Instruction
Transcribe each entry below exactly. Pictures do not go in the copy.

Data excerpts
====================

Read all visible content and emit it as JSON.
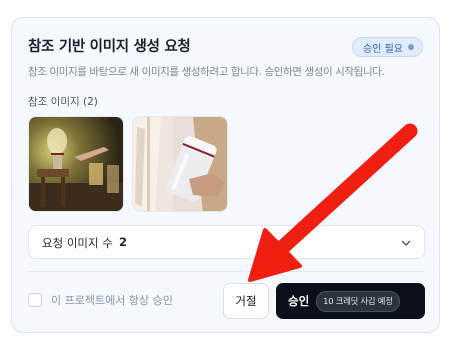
{
  "card": {
    "title": "참조 기반 이미지 생성 요청",
    "badge": "승인 필요",
    "subtitle": "참조 이미지를 바탕으로 새 이미지를 생성하려고 합니다. 승인하면 생성이 시작됩니다.",
    "references_label": "참조 이미지 (2)",
    "references": [
      {
        "icon": "reference-image-room-lamp"
      },
      {
        "icon": "reference-image-white-bottle"
      }
    ],
    "count_select": {
      "label": "요청 이미지 수",
      "value": "2",
      "icon": "chevron-down-icon"
    },
    "always_approve_label": "이 프로젝트에서 항상 승인",
    "always_approve_checked": false,
    "reject_button": "거절",
    "approve_button": "승인",
    "approve_cost": "10 크레딧 사김 예정"
  },
  "colors": {
    "card_bg": "#f5f9fd",
    "badge_bg": "#e0ecfb",
    "approve_bg": "#0b0f1a",
    "annotation_arrow": "#f01f12"
  }
}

====================

Full answer
Read all visible content and emit it as JSON.
{
  "card": {
    "title": "참조 기반 이미지 생성 요청",
    "badge": "승인 필요",
    "subtitle": "참조 이미지를 바탕으로 새 이미지를 생성하려고 합니다. 승인하면 생성이 시작됩니다.",
    "references_label": "참조 이미지 (2)",
    "references": [
      {
        "icon": "reference-image-room-lamp"
      },
      {
        "icon": "reference-image-white-bottle"
      }
    ],
    "count_select": {
      "label": "요청 이미지 수",
      "value": "2",
      "icon": "chevron-down-icon"
    },
    "always_approve_label": "이 프로젝트에서 항상 승인",
    "always_approve_checked": false,
    "reject_button": "거절",
    "approve_button": "승인",
    "approve_cost": "10 크레딧 사김 예정"
  },
  "colors": {
    "card_bg": "#f5f9fd",
    "badge_bg": "#e0ecfb",
    "approve_bg": "#0b0f1a",
    "annotation_arrow": "#f01f12"
  }
}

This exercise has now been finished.